__Set task__. Write out the material again exactly, please, and omit the pictures.

--- START OF Input ---

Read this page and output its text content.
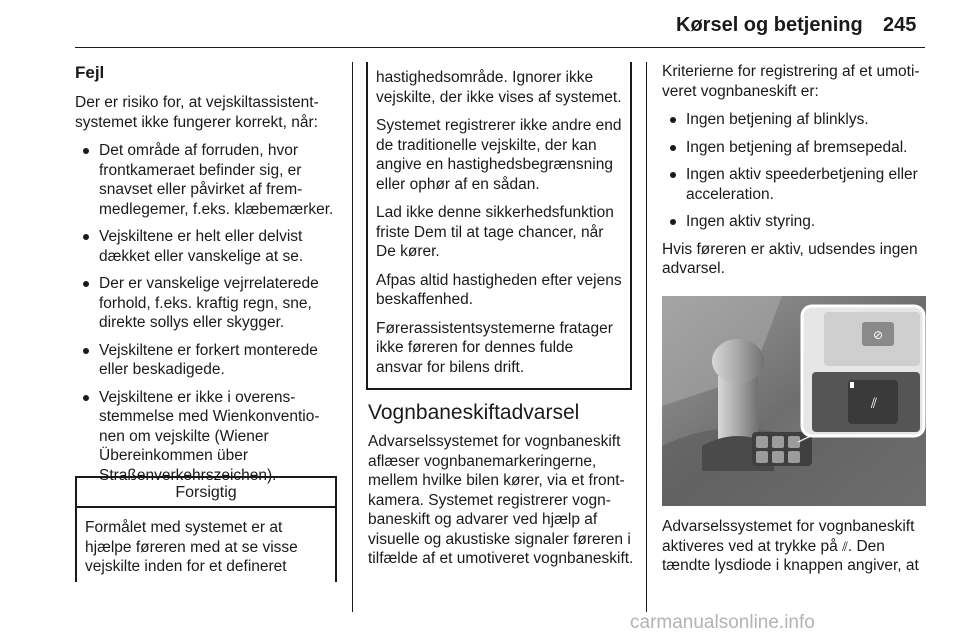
Kørsel og betjening 245
Fejl

Der er risiko for, at vejskiltassistentsystemet ikke fungerer korrekt, når:

Det område af forruden, hvor frontkameraet befinder sig, er snavset eller påvirket af fremmedlegemer, f.eks. klæbemærker.
Vejskiltene er helt eller delvist dækket eller vanskelige at se.
Der er vanskelige vejrrelaterede forhold, f.eks. kraftig regn, sne, direkte sollys eller skygger.
Vejskiltene er forkert monterede eller beskadigede.
Vejskiltene er ikke i overensstemmelse med Wienkonventionen om vejskilte (Wiener Übereinkommen über Straßenverkehrszeichen).
Forsigtig
Formålet med systemet er at hjælpe føreren med at se visse vejskilte inden for et defineret

hastighedsområde. Ignorer ikke vejskilte, der ikke vises af systemet.

Systemet registrerer ikke andre end de traditionelle vejskilte, der kan angive en hastighedsbegrænsning eller ophør af en sådan.

Lad ikke denne sikkerhedsfunktion friste Dem til at tage chancer, når De kører.

Afpas altid hastigheden efter vejens beskaffenhed.

Førerassistentsystemerne fratager ikke føreren for dennes fulde ansvar for bilens drift.

Vognbaneskiftadvarsel

Advarselssystemet for vognbaneskift aflæser vognbanemarkeringerne, mellem hvilke bilen kører, via et frontkamera. Systemet registrerer vognbaneskift og advarer ved hjælp af visuelle og akustiske signaler føreren i tilfælde af et umotiveret vognbaneskift.

Kriterierne for registrering af et umotiveret vognbaneskift er:

Ingen betjening af blinklys.
Ingen betjening af bremsepedal.
Ingen aktiv speederbetjening eller acceleration.
Ingen aktiv styring.

Hvis føreren er aktiv, udsendes ingen advarsel.

⊘
⫽

Advarselssystemet for vognbaneskift aktiveres ved at trykke på ⫽. Den tændte lysdiode i knappen angiver, at

carmanualsonline.info
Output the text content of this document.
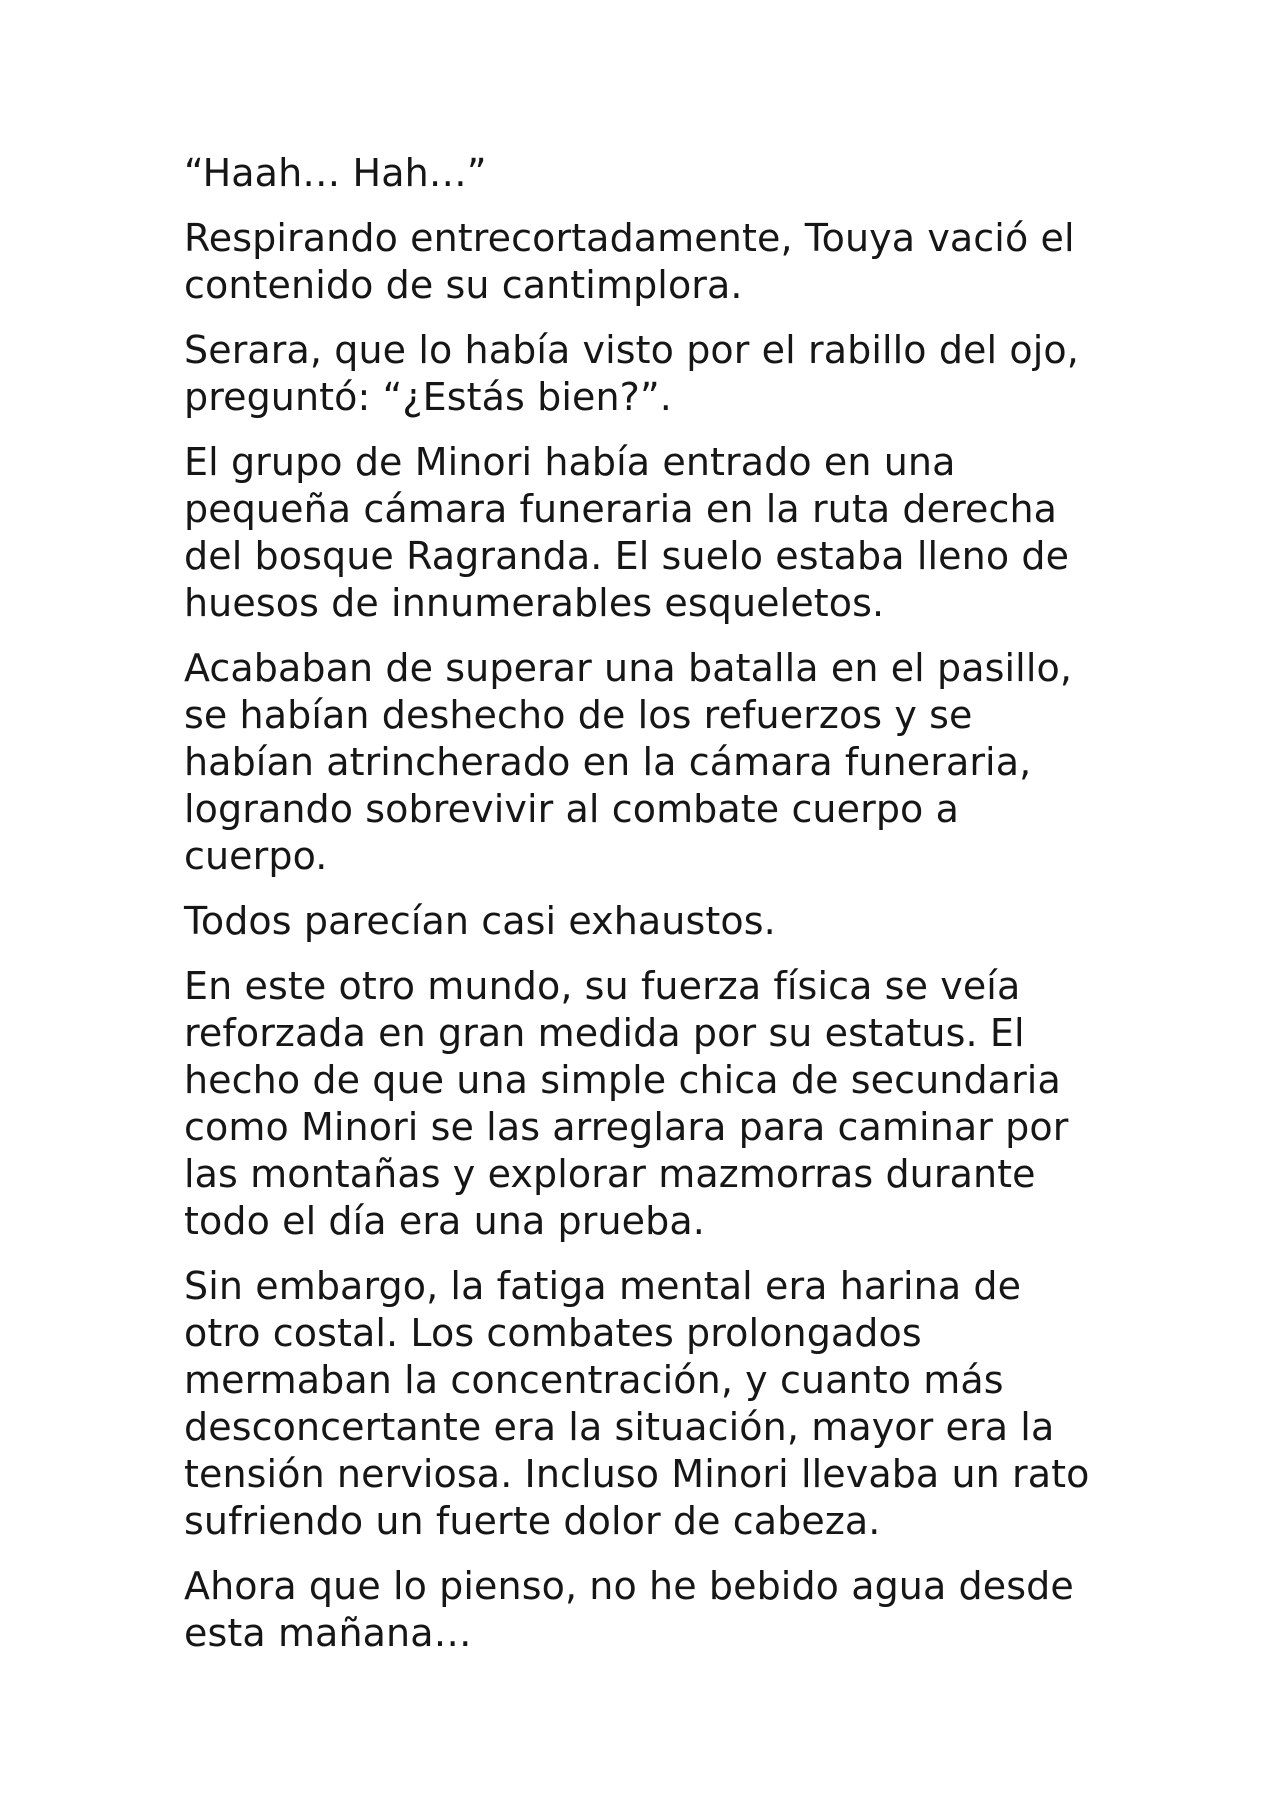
“Haah… Hah…”

Respirando entrecortadamente, Touya vació el contenido de su cantimplora.

Serara, que lo había visto por el rabillo del ojo, preguntó: “¿Estás bien?”.

El grupo de Minori había entrado en una pequeña cámara funeraria en la ruta derecha del bosque Ragranda. El suelo estaba lleno de huesos de innumerables esqueletos.

Acababan de superar una batalla en el pasillo, se habían deshecho de los refuerzos y se habían atrincherado en la cámara funeraria, logrando sobrevivir al combate cuerpo a cuerpo.

Todos parecían casi exhaustos.

En este otro mundo, su fuerza física se veía reforzada en gran medida por su estatus. El hecho de que una simple chica de secundaria como Minori se las arreglara para caminar por las montañas y explorar mazmorras durante todo el día era una prueba.

Sin embargo, la fatiga mental era harina de otro costal. Los combates prolongados mermaban la concentración, y cuanto más desconcertante era la situación, mayor era la tensión nerviosa. Incluso Minori llevaba un rato sufriendo un fuerte dolor de cabeza.

Ahora que lo pienso, no he bebido agua desde esta mañana…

--- END OF Input ---

__Answer__.
Read this page and output its text content.
Kørsel og betjening 245
Fejl

Der er risiko for, at vejskiltassistentsystemet ikke fungerer korrekt, når:

Det område af forruden, hvor frontkameraet befinder sig, er snavset eller påvirket af fremmedlegemer, f.eks. klæbemærker.
Vejskiltene er helt eller delvist dækket eller vanskelige at se.
Der er vanskelige vejrrelaterede forhold, f.eks. kraftig regn, sne, direkte sollys eller skygger.
Vejskiltene er forkert monterede eller beskadigede.
Vejskiltene er ikke i overensstemmelse med Wienkonventionen om vejskilte (Wiener Übereinkommen über Straßenverkehrszeichen).
Forsigtig
Formålet med systemet er at hjælpe føreren med at se visse vejskilte inden for et defineret

hastighedsområde. Ignorer ikke vejskilte, der ikke vises af systemet.

Systemet registrerer ikke andre end de traditionelle vejskilte, der kan angive en hastighedsbegrænsning eller ophør af en sådan.

Lad ikke denne sikkerhedsfunktion friste Dem til at tage chancer, når De kører.

Afpas altid hastigheden efter vejens beskaffenhed.

Førerassistentsystemerne fratager ikke føreren for dennes fulde ansvar for bilens drift.

Vognbaneskiftadvarsel

Advarselssystemet for vognbaneskift aflæser vognbanemarkeringerne, mellem hvilke bilen kører, via et frontkamera. Systemet registrerer vognbaneskift og advarer ved hjælp af visuelle og akustiske signaler føreren i tilfælde af et umotiveret vognbaneskift.

Kriterierne for registrering af et umotiveret vognbaneskift er:

Ingen betjening af blinklys.
Ingen betjening af bremsepedal.
Ingen aktiv speederbetjening eller acceleration.
Ingen aktiv styring.

Hvis føreren er aktiv, udsendes ingen advarsel.

⊘
⫽

Advarselssystemet for vognbaneskift aktiveres ved at trykke på ⫽. Den tændte lysdiode i knappen angiver, at

carmanualsonline.info
Output the text content of this document.
“Haah… Hah…”

Respirando entrecortadamente, Touya vació el contenido de su cantimplora.

Serara, que lo había visto por el rabillo del ojo, preguntó: “¿Estás bien?”.

El grupo de Minori había entrado en una pequeña cámara funeraria en la ruta derecha del bosque Ragranda. El suelo estaba lleno de huesos de innumerables esqueletos.

Acababan de superar una batalla en el pasillo, se habían deshecho de los refuerzos y se habían atrincherado en la cámara funeraria, logrando sobrevivir al combate cuerpo a cuerpo.

Todos parecían casi exhaustos.

En este otro mundo, su fuerza física se veía reforzada en gran medida por su estatus. El hecho de que una simple chica de secundaria como Minori se las arreglara para caminar por las montañas y explorar mazmorras durante todo el día era una prueba.

Sin embargo, la fatiga mental era harina de otro costal. Los combates prolongados mermaban la concentración, y cuanto más desconcertante era la situación, mayor era la tensión nerviosa. Incluso Minori llevaba un rato sufriendo un fuerte dolor de cabeza.

Ahora que lo pienso, no he bebido agua desde esta mañana…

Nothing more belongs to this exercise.